- What to do: All the records that follow need to be reproduced exactly. Omit the images.
[start Extracted records]
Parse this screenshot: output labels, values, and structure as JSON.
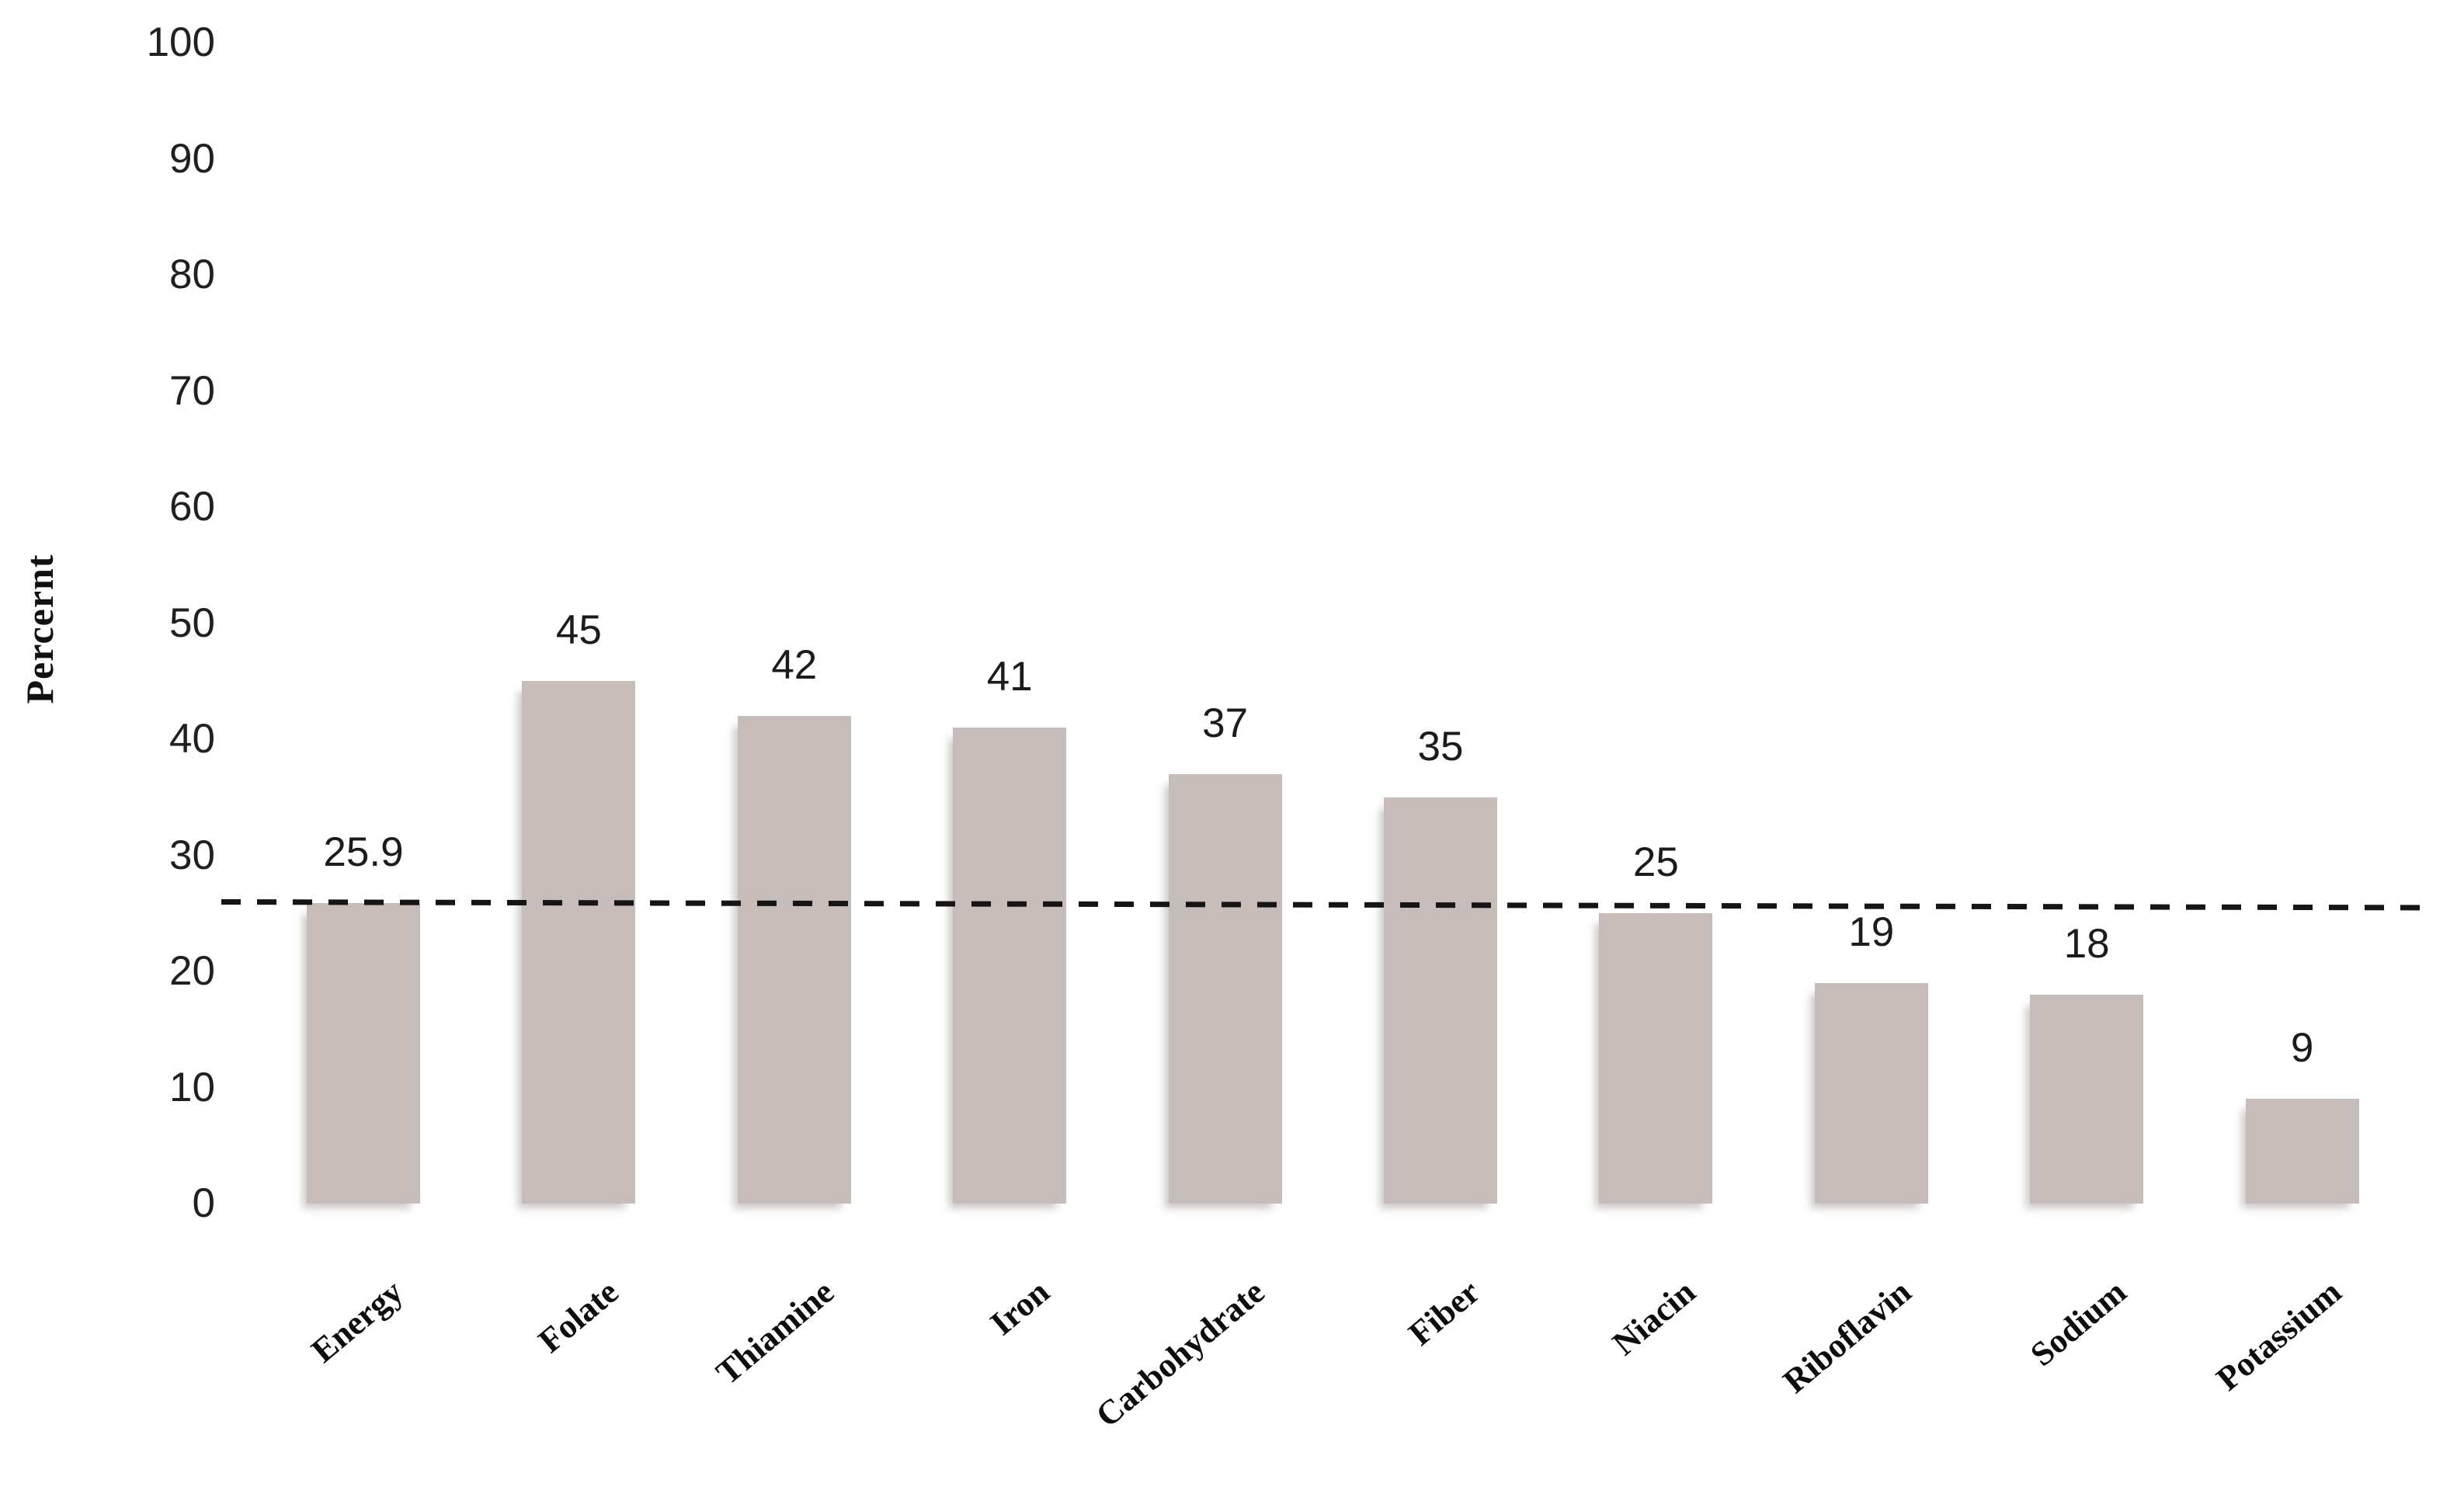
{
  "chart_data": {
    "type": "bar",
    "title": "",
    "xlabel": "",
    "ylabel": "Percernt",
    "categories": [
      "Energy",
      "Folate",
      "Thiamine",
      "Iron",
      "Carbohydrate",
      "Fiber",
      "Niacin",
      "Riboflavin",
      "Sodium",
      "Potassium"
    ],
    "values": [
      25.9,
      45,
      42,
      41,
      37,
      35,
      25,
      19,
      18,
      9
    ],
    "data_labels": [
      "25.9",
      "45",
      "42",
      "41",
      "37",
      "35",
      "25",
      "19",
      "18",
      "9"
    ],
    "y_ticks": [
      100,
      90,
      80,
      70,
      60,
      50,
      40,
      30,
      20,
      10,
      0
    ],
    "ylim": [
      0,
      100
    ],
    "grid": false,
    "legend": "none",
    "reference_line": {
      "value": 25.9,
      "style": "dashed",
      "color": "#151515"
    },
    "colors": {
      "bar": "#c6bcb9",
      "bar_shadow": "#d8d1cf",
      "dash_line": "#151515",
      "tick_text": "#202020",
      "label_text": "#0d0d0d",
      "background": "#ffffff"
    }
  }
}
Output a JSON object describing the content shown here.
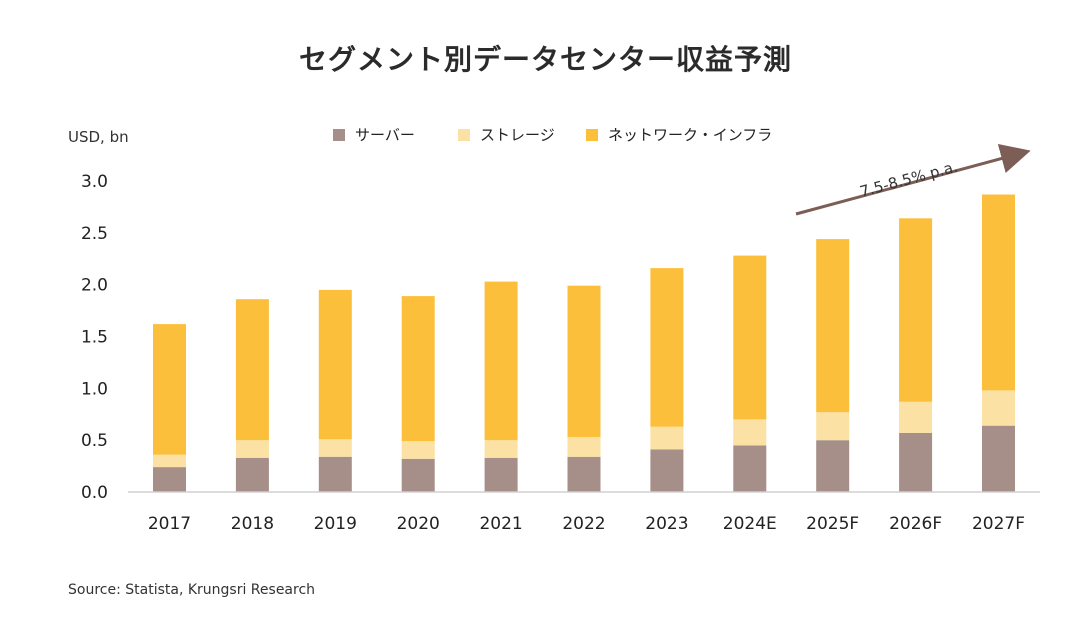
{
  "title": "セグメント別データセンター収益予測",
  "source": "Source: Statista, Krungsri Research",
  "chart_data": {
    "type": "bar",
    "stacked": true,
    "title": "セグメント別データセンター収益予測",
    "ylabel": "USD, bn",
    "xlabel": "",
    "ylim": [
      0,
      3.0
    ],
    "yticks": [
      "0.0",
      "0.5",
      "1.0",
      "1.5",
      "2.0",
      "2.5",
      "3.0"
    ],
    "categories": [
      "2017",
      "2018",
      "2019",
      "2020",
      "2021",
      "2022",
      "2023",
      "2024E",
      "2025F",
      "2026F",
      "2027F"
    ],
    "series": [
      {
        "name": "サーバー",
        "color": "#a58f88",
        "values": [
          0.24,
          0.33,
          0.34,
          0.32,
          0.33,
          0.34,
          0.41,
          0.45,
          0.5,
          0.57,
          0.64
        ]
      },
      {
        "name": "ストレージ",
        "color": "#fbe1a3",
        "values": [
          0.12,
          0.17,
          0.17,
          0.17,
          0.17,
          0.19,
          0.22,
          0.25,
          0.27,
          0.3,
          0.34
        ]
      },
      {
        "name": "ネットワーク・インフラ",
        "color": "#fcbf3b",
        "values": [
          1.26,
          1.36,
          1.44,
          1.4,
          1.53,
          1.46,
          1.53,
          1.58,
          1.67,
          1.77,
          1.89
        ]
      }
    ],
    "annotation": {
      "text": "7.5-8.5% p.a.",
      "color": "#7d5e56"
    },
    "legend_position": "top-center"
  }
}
[end Extracted records]
- Full answer:
Parse this screenshot: output labels, values, and structure as JSON.
{
  "chart_data": {
    "type": "bar",
    "title": "",
    "xlabel": "",
    "ylabel": "Percernt",
    "categories": [
      "Energy",
      "Folate",
      "Thiamine",
      "Iron",
      "Carbohydrate",
      "Fiber",
      "Niacin",
      "Riboflavin",
      "Sodium",
      "Potassium"
    ],
    "values": [
      25.9,
      45,
      42,
      41,
      37,
      35,
      25,
      19,
      18,
      9
    ],
    "data_labels": [
      "25.9",
      "45",
      "42",
      "41",
      "37",
      "35",
      "25",
      "19",
      "18",
      "9"
    ],
    "y_ticks": [
      100,
      90,
      80,
      70,
      60,
      50,
      40,
      30,
      20,
      10,
      0
    ],
    "ylim": [
      0,
      100
    ],
    "grid": false,
    "legend": "none",
    "reference_line": {
      "value": 25.9,
      "style": "dashed",
      "color": "#151515"
    },
    "colors": {
      "bar": "#c6bcb9",
      "bar_shadow": "#d8d1cf",
      "dash_line": "#151515",
      "tick_text": "#202020",
      "label_text": "#0d0d0d",
      "background": "#ffffff"
    }
  }
}
Output a JSON object describing the content shown here.
{
  "title": "セグメント別データセンター収益予測",
  "source": "Source: Statista, Krungsri Research",
  "chart_data": {
    "type": "bar",
    "stacked": true,
    "title": "セグメント別データセンター収益予測",
    "ylabel": "USD, bn",
    "xlabel": "",
    "ylim": [
      0,
      3.0
    ],
    "yticks": [
      "0.0",
      "0.5",
      "1.0",
      "1.5",
      "2.0",
      "2.5",
      "3.0"
    ],
    "categories": [
      "2017",
      "2018",
      "2019",
      "2020",
      "2021",
      "2022",
      "2023",
      "2024E",
      "2025F",
      "2026F",
      "2027F"
    ],
    "series": [
      {
        "name": "サーバー",
        "color": "#a58f88",
        "values": [
          0.24,
          0.33,
          0.34,
          0.32,
          0.33,
          0.34,
          0.41,
          0.45,
          0.5,
          0.57,
          0.64
        ]
      },
      {
        "name": "ストレージ",
        "color": "#fbe1a3",
        "values": [
          0.12,
          0.17,
          0.17,
          0.17,
          0.17,
          0.19,
          0.22,
          0.25,
          0.27,
          0.3,
          0.34
        ]
      },
      {
        "name": "ネットワーク・インフラ",
        "color": "#fcbf3b",
        "values": [
          1.26,
          1.36,
          1.44,
          1.4,
          1.53,
          1.46,
          1.53,
          1.58,
          1.67,
          1.77,
          1.89
        ]
      }
    ],
    "annotation": {
      "text": "7.5-8.5% p.a.",
      "color": "#7d5e56"
    },
    "legend_position": "top-center"
  }
}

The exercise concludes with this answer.